> _What needs to be done_
Output every entry exactly as given.

** START OF Data shown **

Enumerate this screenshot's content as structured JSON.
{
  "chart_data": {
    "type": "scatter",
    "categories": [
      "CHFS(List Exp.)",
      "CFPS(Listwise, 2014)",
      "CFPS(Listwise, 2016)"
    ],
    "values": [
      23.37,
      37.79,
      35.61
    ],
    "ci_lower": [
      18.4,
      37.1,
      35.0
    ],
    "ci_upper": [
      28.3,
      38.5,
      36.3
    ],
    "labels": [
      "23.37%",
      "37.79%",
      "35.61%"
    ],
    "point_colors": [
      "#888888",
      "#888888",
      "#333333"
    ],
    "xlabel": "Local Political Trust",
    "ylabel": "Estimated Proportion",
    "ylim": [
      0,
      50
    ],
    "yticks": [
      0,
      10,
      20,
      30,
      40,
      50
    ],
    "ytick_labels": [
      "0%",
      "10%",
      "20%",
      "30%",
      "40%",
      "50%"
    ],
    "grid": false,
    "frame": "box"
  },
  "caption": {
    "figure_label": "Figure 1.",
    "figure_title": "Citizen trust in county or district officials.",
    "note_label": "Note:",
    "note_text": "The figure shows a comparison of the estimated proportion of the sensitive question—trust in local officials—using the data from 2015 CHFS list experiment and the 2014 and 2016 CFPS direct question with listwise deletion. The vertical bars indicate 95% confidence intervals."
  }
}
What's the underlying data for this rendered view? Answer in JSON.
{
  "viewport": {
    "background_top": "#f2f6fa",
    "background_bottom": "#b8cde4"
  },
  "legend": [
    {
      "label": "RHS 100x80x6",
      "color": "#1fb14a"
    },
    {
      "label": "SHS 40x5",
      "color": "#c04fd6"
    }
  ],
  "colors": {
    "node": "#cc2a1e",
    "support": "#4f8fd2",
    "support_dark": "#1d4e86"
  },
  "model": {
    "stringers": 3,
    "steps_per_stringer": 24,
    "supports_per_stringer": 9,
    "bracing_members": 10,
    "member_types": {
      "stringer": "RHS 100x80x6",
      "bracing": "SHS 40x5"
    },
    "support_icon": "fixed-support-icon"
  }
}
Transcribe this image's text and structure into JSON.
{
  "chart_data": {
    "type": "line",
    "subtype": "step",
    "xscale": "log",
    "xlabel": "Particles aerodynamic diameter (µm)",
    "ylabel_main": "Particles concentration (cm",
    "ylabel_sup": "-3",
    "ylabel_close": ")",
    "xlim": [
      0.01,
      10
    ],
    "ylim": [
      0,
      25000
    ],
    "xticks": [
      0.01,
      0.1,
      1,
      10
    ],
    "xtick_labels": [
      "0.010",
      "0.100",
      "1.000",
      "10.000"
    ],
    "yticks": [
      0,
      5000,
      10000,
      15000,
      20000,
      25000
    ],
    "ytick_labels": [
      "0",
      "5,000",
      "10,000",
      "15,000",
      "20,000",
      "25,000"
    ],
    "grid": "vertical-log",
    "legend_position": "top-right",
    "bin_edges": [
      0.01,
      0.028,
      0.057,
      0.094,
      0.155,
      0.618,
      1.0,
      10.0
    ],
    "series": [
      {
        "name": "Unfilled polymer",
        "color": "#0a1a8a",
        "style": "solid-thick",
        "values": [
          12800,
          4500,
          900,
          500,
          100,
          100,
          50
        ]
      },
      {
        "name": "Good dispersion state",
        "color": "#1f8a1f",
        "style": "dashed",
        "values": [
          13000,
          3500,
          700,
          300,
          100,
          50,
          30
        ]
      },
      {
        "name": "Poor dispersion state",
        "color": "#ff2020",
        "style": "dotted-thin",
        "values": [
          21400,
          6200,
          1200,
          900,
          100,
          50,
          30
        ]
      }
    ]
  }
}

** END OF Data shown **

> _Full answer_
Enumerate this screenshot's content as structured JSON.
{
  "chart_data": {
    "type": "scatter",
    "categories": [
      "CHFS(List Exp.)",
      "CFPS(Listwise, 2014)",
      "CFPS(Listwise, 2016)"
    ],
    "values": [
      23.37,
      37.79,
      35.61
    ],
    "ci_lower": [
      18.4,
      37.1,
      35.0
    ],
    "ci_upper": [
      28.3,
      38.5,
      36.3
    ],
    "labels": [
      "23.37%",
      "37.79%",
      "35.61%"
    ],
    "point_colors": [
      "#888888",
      "#888888",
      "#333333"
    ],
    "xlabel": "Local Political Trust",
    "ylabel": "Estimated Proportion",
    "ylim": [
      0,
      50
    ],
    "yticks": [
      0,
      10,
      20,
      30,
      40,
      50
    ],
    "ytick_labels": [
      "0%",
      "10%",
      "20%",
      "30%",
      "40%",
      "50%"
    ],
    "grid": false,
    "frame": "box"
  },
  "caption": {
    "figure_label": "Figure 1.",
    "figure_title": "Citizen trust in county or district officials.",
    "note_label": "Note:",
    "note_text": "The figure shows a comparison of the estimated proportion of the sensitive question—trust in local officials—using the data from 2015 CHFS list experiment and the 2014 and 2016 CFPS direct question with listwise deletion. The vertical bars indicate 95% confidence intervals."
  }
}
What's the underlying data for this rendered view? Answer in JSON.
{
  "viewport": {
    "background_top": "#f2f6fa",
    "background_bottom": "#b8cde4"
  },
  "legend": [
    {
      "label": "RHS 100x80x6",
      "color": "#1fb14a"
    },
    {
      "label": "SHS 40x5",
      "color": "#c04fd6"
    }
  ],
  "colors": {
    "node": "#cc2a1e",
    "support": "#4f8fd2",
    "support_dark": "#1d4e86"
  },
  "model": {
    "stringers": 3,
    "steps_per_stringer": 24,
    "supports_per_stringer": 9,
    "bracing_members": 10,
    "member_types": {
      "stringer": "RHS 100x80x6",
      "bracing": "SHS 40x5"
    },
    "support_icon": "fixed-support-icon"
  }
}
Transcribe this image's text and structure into JSON.
{
  "chart_data": {
    "type": "line",
    "subtype": "step",
    "xscale": "log",
    "xlabel": "Particles aerodynamic diameter (µm)",
    "ylabel_main": "Particles concentration (cm",
    "ylabel_sup": "-3",
    "ylabel_close": ")",
    "xlim": [
      0.01,
      10
    ],
    "ylim": [
      0,
      25000
    ],
    "xticks": [
      0.01,
      0.1,
      1,
      10
    ],
    "xtick_labels": [
      "0.010",
      "0.100",
      "1.000",
      "10.000"
    ],
    "yticks": [
      0,
      5000,
      10000,
      15000,
      20000,
      25000
    ],
    "ytick_labels": [
      "0",
      "5,000",
      "10,000",
      "15,000",
      "20,000",
      "25,000"
    ],
    "grid": "vertical-log",
    "legend_position": "top-right",
    "bin_edges": [
      0.01,
      0.028,
      0.057,
      0.094,
      0.155,
      0.618,
      1.0,
      10.0
    ],
    "series": [
      {
        "name": "Unfilled polymer",
        "color": "#0a1a8a",
        "style": "solid-thick",
        "values": [
          12800,
          4500,
          900,
          500,
          100,
          100,
          50
        ]
      },
      {
        "name": "Good dispersion state",
        "color": "#1f8a1f",
        "style": "dashed",
        "values": [
          13000,
          3500,
          700,
          300,
          100,
          50,
          30
        ]
      },
      {
        "name": "Poor dispersion state",
        "color": "#ff2020",
        "style": "dotted-thin",
        "values": [
          21400,
          6200,
          1200,
          900,
          100,
          50,
          30
        ]
      }
    ]
  }
}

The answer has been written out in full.